_DIRECTIVE_:
Without altering anything, repeat each of the records.

_RECORD LIST_:
::::::::::

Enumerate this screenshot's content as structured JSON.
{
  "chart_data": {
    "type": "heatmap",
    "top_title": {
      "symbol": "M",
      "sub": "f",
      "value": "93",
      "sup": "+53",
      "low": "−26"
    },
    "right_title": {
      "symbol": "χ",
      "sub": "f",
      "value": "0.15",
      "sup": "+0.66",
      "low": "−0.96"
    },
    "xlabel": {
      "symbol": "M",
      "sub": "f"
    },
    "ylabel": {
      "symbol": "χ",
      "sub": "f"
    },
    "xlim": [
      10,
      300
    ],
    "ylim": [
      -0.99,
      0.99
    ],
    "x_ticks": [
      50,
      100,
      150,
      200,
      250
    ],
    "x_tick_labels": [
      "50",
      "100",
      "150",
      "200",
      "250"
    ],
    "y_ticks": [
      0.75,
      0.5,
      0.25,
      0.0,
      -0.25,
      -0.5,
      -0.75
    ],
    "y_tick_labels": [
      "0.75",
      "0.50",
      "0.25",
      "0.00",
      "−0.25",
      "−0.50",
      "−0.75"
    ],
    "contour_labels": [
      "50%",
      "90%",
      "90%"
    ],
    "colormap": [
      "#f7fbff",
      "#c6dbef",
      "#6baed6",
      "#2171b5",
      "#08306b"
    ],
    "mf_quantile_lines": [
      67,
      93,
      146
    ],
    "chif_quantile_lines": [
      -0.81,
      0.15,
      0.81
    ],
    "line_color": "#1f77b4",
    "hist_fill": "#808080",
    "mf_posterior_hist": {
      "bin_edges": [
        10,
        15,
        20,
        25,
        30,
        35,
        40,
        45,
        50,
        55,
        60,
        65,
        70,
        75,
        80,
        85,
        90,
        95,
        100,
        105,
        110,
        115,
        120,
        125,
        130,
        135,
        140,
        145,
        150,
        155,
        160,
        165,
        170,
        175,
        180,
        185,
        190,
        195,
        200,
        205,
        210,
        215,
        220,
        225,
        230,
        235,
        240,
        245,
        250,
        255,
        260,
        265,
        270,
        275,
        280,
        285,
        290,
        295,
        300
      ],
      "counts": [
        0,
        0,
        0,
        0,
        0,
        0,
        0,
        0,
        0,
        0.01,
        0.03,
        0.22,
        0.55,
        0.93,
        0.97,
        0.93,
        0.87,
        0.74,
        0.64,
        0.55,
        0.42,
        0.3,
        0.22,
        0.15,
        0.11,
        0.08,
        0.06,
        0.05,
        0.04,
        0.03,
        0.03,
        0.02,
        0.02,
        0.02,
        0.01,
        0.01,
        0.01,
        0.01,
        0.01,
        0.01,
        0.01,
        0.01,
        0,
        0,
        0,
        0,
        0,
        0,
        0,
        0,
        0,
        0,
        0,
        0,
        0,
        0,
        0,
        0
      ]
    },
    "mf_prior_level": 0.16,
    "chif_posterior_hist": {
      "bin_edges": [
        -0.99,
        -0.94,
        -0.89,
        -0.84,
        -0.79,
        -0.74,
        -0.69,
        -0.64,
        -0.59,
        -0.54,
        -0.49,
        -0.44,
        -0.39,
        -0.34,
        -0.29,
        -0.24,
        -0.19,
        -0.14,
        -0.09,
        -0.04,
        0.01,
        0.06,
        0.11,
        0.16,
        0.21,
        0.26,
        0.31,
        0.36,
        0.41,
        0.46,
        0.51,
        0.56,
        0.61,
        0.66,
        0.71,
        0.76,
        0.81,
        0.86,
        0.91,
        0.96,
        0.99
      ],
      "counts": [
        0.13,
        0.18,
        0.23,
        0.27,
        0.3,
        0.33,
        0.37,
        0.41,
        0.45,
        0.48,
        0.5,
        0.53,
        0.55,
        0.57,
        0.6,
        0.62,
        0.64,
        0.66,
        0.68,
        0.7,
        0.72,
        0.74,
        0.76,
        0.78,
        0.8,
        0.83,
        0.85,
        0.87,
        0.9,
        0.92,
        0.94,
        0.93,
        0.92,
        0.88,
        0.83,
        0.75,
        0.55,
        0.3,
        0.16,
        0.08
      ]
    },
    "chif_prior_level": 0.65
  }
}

::::::::::

_EXERCISE ANSWER_:
Enumerate this screenshot's content as structured JSON.
{
  "chart_data": {
    "type": "heatmap",
    "top_title": {
      "symbol": "M",
      "sub": "f",
      "value": "93",
      "sup": "+53",
      "low": "−26"
    },
    "right_title": {
      "symbol": "χ",
      "sub": "f",
      "value": "0.15",
      "sup": "+0.66",
      "low": "−0.96"
    },
    "xlabel": {
      "symbol": "M",
      "sub": "f"
    },
    "ylabel": {
      "symbol": "χ",
      "sub": "f"
    },
    "xlim": [
      10,
      300
    ],
    "ylim": [
      -0.99,
      0.99
    ],
    "x_ticks": [
      50,
      100,
      150,
      200,
      250
    ],
    "x_tick_labels": [
      "50",
      "100",
      "150",
      "200",
      "250"
    ],
    "y_ticks": [
      0.75,
      0.5,
      0.25,
      0.0,
      -0.25,
      -0.5,
      -0.75
    ],
    "y_tick_labels": [
      "0.75",
      "0.50",
      "0.25",
      "0.00",
      "−0.25",
      "−0.50",
      "−0.75"
    ],
    "contour_labels": [
      "50%",
      "90%",
      "90%"
    ],
    "colormap": [
      "#f7fbff",
      "#c6dbef",
      "#6baed6",
      "#2171b5",
      "#08306b"
    ],
    "mf_quantile_lines": [
      67,
      93,
      146
    ],
    "chif_quantile_lines": [
      -0.81,
      0.15,
      0.81
    ],
    "line_color": "#1f77b4",
    "hist_fill": "#808080",
    "mf_posterior_hist": {
      "bin_edges": [
        10,
        15,
        20,
        25,
        30,
        35,
        40,
        45,
        50,
        55,
        60,
        65,
        70,
        75,
        80,
        85,
        90,
        95,
        100,
        105,
        110,
        115,
        120,
        125,
        130,
        135,
        140,
        145,
        150,
        155,
        160,
        165,
        170,
        175,
        180,
        185,
        190,
        195,
        200,
        205,
        210,
        215,
        220,
        225,
        230,
        235,
        240,
        245,
        250,
        255,
        260,
        265,
        270,
        275,
        280,
        285,
        290,
        295,
        300
      ],
      "counts": [
        0,
        0,
        0,
        0,
        0,
        0,
        0,
        0,
        0,
        0.01,
        0.03,
        0.22,
        0.55,
        0.93,
        0.97,
        0.93,
        0.87,
        0.74,
        0.64,
        0.55,
        0.42,
        0.3,
        0.22,
        0.15,
        0.11,
        0.08,
        0.06,
        0.05,
        0.04,
        0.03,
        0.03,
        0.02,
        0.02,
        0.02,
        0.01,
        0.01,
        0.01,
        0.01,
        0.01,
        0.01,
        0.01,
        0.01,
        0,
        0,
        0,
        0,
        0,
        0,
        0,
        0,
        0,
        0,
        0,
        0,
        0,
        0,
        0,
        0
      ]
    },
    "mf_prior_level": 0.16,
    "chif_posterior_hist": {
      "bin_edges": [
        -0.99,
        -0.94,
        -0.89,
        -0.84,
        -0.79,
        -0.74,
        -0.69,
        -0.64,
        -0.59,
        -0.54,
        -0.49,
        -0.44,
        -0.39,
        -0.34,
        -0.29,
        -0.24,
        -0.19,
        -0.14,
        -0.09,
        -0.04,
        0.01,
        0.06,
        0.11,
        0.16,
        0.21,
        0.26,
        0.31,
        0.36,
        0.41,
        0.46,
        0.51,
        0.56,
        0.61,
        0.66,
        0.71,
        0.76,
        0.81,
        0.86,
        0.91,
        0.96,
        0.99
      ],
      "counts": [
        0.13,
        0.18,
        0.23,
        0.27,
        0.3,
        0.33,
        0.37,
        0.41,
        0.45,
        0.48,
        0.5,
        0.53,
        0.55,
        0.57,
        0.6,
        0.62,
        0.64,
        0.66,
        0.68,
        0.7,
        0.72,
        0.74,
        0.76,
        0.78,
        0.8,
        0.83,
        0.85,
        0.87,
        0.9,
        0.92,
        0.94,
        0.93,
        0.92,
        0.88,
        0.83,
        0.75,
        0.55,
        0.3,
        0.16,
        0.08
      ]
    },
    "chif_prior_level": 0.65
  }
}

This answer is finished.